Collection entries
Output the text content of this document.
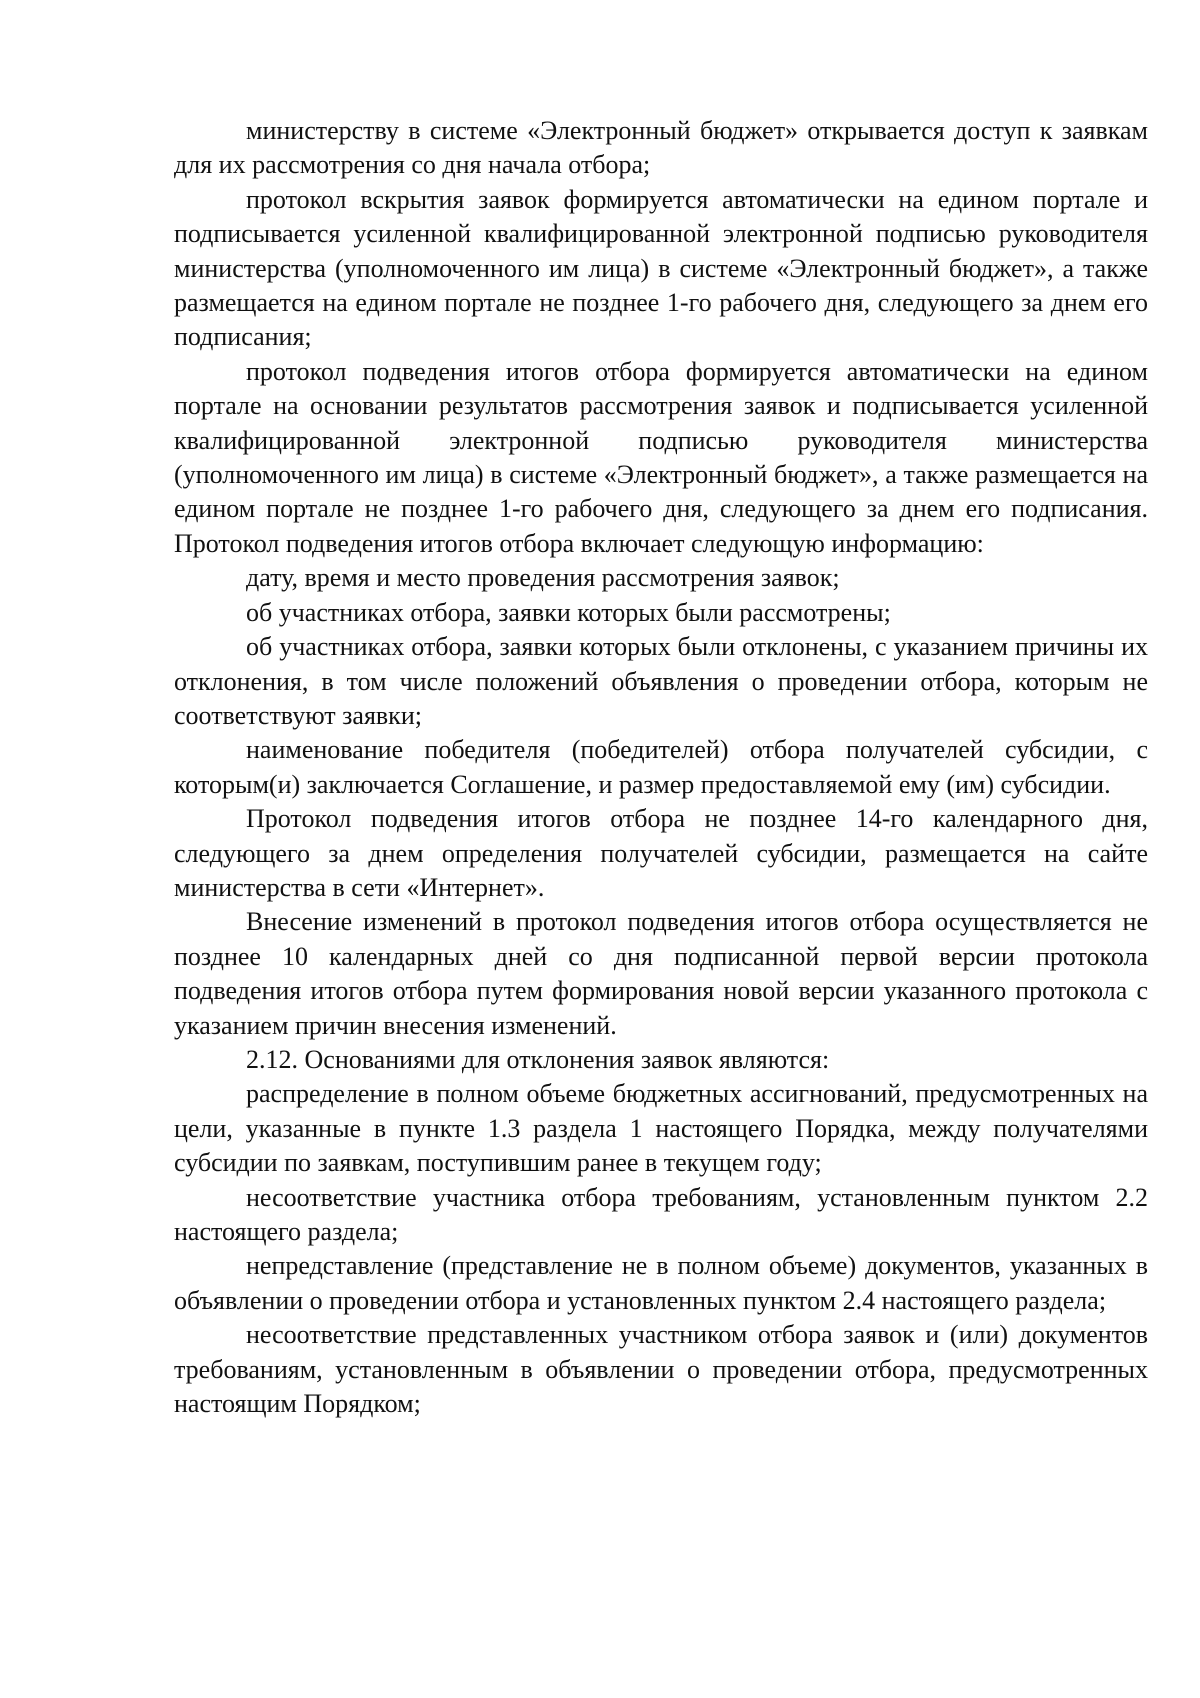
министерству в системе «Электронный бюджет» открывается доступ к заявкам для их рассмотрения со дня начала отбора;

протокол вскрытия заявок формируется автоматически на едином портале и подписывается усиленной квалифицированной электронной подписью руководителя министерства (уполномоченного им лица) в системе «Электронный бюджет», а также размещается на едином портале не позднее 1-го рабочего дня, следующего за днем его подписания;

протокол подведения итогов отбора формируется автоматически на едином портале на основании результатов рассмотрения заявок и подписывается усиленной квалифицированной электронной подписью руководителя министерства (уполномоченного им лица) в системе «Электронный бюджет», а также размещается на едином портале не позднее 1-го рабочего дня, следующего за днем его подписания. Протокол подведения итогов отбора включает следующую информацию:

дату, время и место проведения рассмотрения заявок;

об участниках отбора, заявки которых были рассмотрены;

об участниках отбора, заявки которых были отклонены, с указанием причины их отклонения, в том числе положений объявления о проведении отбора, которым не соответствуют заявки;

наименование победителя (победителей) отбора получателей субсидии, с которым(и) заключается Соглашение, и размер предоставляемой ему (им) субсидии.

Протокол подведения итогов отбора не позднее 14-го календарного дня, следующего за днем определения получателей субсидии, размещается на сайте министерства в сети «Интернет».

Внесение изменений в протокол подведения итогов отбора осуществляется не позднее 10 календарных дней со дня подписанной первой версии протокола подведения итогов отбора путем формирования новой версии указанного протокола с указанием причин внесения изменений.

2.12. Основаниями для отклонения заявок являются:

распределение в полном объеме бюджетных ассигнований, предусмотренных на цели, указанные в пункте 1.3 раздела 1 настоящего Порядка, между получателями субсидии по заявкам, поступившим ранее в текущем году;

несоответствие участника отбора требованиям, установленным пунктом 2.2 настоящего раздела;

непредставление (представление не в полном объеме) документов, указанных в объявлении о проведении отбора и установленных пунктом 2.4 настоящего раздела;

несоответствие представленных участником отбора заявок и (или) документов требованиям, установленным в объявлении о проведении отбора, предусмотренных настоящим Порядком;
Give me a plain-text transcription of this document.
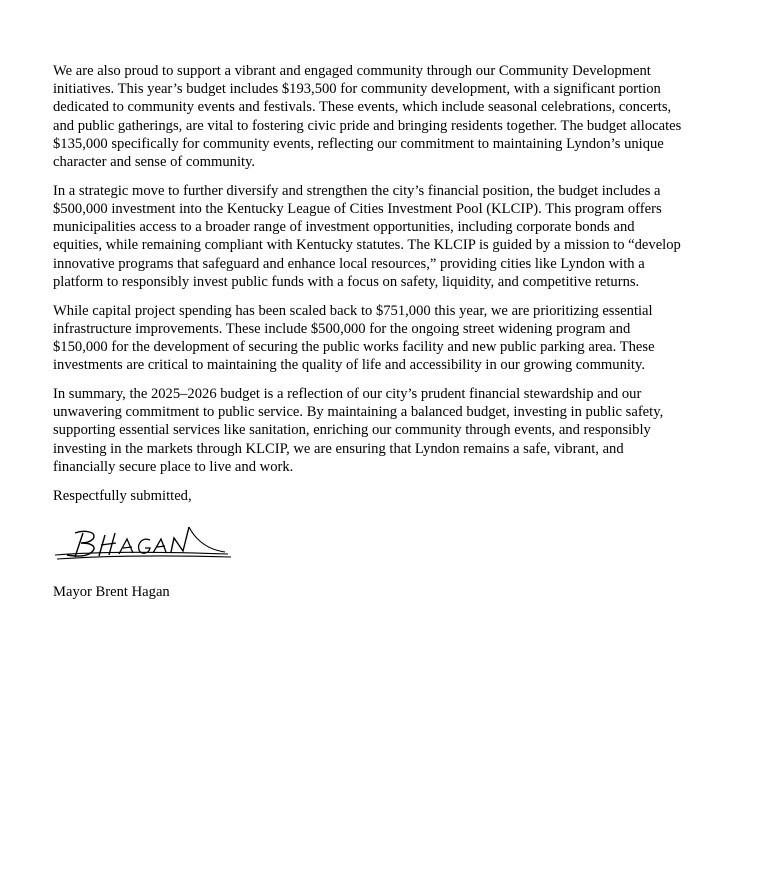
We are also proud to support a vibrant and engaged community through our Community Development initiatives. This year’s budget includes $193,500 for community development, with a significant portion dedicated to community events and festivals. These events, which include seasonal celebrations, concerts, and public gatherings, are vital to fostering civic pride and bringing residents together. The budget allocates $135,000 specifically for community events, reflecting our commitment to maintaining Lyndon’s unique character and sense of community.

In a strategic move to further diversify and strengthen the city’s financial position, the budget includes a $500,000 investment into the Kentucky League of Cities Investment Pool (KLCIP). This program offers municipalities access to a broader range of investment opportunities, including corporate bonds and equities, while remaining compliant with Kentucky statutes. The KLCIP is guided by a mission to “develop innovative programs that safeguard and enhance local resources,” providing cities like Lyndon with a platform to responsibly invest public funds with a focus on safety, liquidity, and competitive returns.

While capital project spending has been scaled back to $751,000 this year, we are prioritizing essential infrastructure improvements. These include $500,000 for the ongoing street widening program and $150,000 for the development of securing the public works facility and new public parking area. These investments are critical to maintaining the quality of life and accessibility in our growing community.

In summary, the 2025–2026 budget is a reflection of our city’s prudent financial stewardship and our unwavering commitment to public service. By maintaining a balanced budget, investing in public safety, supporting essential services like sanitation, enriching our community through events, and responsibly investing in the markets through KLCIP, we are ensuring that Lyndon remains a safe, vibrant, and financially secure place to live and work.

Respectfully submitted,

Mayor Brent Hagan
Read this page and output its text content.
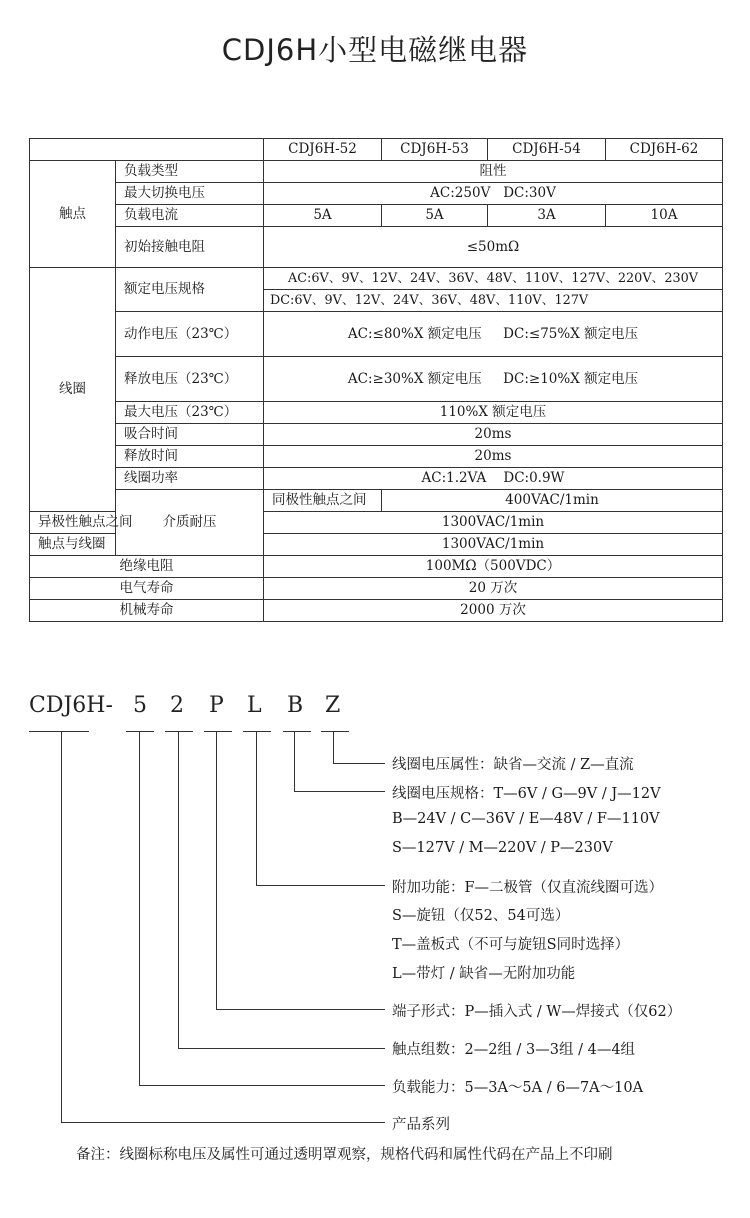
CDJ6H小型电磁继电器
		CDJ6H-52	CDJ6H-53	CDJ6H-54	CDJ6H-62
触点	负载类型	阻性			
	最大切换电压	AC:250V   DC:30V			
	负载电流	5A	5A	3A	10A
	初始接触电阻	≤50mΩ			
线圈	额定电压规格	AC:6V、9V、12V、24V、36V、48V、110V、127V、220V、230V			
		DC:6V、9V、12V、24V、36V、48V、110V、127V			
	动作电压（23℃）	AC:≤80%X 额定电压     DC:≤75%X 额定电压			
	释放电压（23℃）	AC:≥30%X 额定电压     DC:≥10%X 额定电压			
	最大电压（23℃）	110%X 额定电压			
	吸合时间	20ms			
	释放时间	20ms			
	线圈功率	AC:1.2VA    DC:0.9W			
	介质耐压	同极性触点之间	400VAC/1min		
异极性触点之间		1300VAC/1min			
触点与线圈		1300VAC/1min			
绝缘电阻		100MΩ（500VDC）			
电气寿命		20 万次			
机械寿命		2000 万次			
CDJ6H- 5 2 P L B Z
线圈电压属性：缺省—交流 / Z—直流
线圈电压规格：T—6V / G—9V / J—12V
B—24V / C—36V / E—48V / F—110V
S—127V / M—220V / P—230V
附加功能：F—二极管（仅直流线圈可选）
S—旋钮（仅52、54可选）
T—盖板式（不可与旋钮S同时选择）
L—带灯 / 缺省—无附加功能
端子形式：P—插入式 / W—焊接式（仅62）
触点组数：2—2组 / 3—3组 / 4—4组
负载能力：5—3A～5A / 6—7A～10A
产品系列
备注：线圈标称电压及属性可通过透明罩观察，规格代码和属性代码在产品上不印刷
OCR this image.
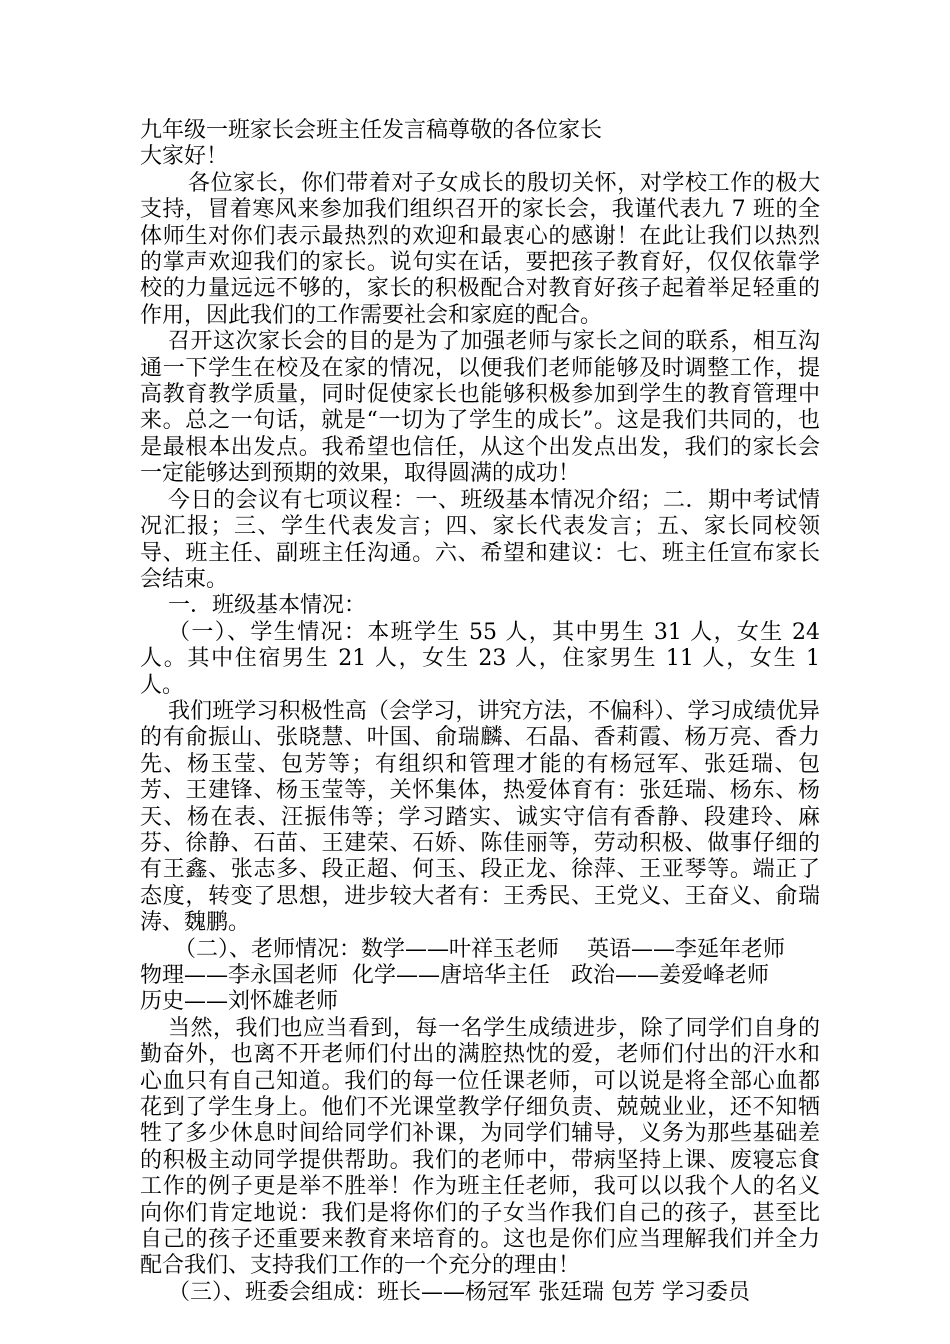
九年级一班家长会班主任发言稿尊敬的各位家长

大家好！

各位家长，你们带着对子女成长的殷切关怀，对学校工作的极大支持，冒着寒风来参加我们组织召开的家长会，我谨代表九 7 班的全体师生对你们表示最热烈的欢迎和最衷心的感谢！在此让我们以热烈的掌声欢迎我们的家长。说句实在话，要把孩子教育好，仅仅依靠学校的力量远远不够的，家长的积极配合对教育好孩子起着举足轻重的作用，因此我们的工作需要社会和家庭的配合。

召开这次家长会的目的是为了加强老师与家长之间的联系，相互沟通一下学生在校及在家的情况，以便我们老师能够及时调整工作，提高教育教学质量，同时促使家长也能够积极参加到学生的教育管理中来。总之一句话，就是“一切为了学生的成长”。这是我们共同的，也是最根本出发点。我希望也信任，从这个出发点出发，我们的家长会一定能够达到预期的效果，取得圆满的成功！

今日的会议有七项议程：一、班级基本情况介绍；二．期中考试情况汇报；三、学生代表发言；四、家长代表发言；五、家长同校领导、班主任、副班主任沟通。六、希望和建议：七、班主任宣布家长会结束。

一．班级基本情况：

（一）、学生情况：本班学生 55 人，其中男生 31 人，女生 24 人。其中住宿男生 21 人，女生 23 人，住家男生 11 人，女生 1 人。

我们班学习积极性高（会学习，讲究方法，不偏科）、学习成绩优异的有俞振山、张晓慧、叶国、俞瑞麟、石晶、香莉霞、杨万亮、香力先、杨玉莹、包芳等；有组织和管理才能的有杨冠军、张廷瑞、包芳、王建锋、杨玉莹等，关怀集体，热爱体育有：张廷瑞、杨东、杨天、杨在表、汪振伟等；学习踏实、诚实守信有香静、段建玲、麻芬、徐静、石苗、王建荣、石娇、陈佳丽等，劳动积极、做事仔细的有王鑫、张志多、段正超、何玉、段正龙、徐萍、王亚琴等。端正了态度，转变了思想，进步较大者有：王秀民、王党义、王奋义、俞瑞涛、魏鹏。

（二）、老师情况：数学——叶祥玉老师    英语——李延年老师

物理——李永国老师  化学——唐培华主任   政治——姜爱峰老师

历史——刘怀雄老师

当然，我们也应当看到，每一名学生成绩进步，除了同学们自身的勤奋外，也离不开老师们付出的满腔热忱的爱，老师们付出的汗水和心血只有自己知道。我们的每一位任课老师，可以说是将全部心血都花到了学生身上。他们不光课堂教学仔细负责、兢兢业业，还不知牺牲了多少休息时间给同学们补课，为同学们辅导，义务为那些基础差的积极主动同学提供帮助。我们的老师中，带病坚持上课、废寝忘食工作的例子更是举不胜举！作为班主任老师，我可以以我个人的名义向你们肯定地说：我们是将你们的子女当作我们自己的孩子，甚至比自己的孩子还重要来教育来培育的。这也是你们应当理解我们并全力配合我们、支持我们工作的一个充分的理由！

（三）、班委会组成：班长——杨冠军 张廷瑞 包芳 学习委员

## [YOUR TASK]
Write out word for word every line from the line with "OCR this image." through the final line of the records, both included, skipping the pictures.

## [ANSWER]
OCR this image.
九年级一班家长会班主任发言稿尊敬的各位家长

大家好！

各位家长，你们带着对子女成长的殷切关怀，对学校工作的极大支持，冒着寒风来参加我们组织召开的家长会，我谨代表九 7 班的全体师生对你们表示最热烈的欢迎和最衷心的感谢！在此让我们以热烈的掌声欢迎我们的家长。说句实在话，要把孩子教育好，仅仅依靠学校的力量远远不够的，家长的积极配合对教育好孩子起着举足轻重的作用，因此我们的工作需要社会和家庭的配合。

召开这次家长会的目的是为了加强老师与家长之间的联系，相互沟通一下学生在校及在家的情况，以便我们老师能够及时调整工作，提高教育教学质量，同时促使家长也能够积极参加到学生的教育管理中来。总之一句话，就是“一切为了学生的成长”。这是我们共同的，也是最根本出发点。我希望也信任，从这个出发点出发，我们的家长会一定能够达到预期的效果，取得圆满的成功！

今日的会议有七项议程：一、班级基本情况介绍；二．期中考试情况汇报；三、学生代表发言；四、家长代表发言；五、家长同校领导、班主任、副班主任沟通。六、希望和建议：七、班主任宣布家长会结束。

一．班级基本情况：

（一）、学生情况：本班学生 55 人，其中男生 31 人，女生 24 人。其中住宿男生 21 人，女生 23 人，住家男生 11 人，女生 1 人。

我们班学习积极性高（会学习，讲究方法，不偏科）、学习成绩优异的有俞振山、张晓慧、叶国、俞瑞麟、石晶、香莉霞、杨万亮、香力先、杨玉莹、包芳等；有组织和管理才能的有杨冠军、张廷瑞、包芳、王建锋、杨玉莹等，关怀集体，热爱体育有：张廷瑞、杨东、杨天、杨在表、汪振伟等；学习踏实、诚实守信有香静、段建玲、麻芬、徐静、石苗、王建荣、石娇、陈佳丽等，劳动积极、做事仔细的有王鑫、张志多、段正超、何玉、段正龙、徐萍、王亚琴等。端正了态度，转变了思想，进步较大者有：王秀民、王党义、王奋义、俞瑞涛、魏鹏。

（二）、老师情况：数学——叶祥玉老师    英语——李延年老师

物理——李永国老师  化学——唐培华主任   政治——姜爱峰老师

历史——刘怀雄老师

当然，我们也应当看到，每一名学生成绩进步，除了同学们自身的勤奋外，也离不开老师们付出的满腔热忱的爱，老师们付出的汗水和心血只有自己知道。我们的每一位任课老师，可以说是将全部心血都花到了学生身上。他们不光课堂教学仔细负责、兢兢业业，还不知牺牲了多少休息时间给同学们补课，为同学们辅导，义务为那些基础差的积极主动同学提供帮助。我们的老师中，带病坚持上课、废寝忘食工作的例子更是举不胜举！作为班主任老师，我可以以我个人的名义向你们肯定地说：我们是将你们的子女当作我们自己的孩子，甚至比自己的孩子还重要来教育来培育的。这也是你们应当理解我们并全力配合我们、支持我们工作的一个充分的理由！

（三）、班委会组成：班长——杨冠军 张廷瑞 包芳 学习委员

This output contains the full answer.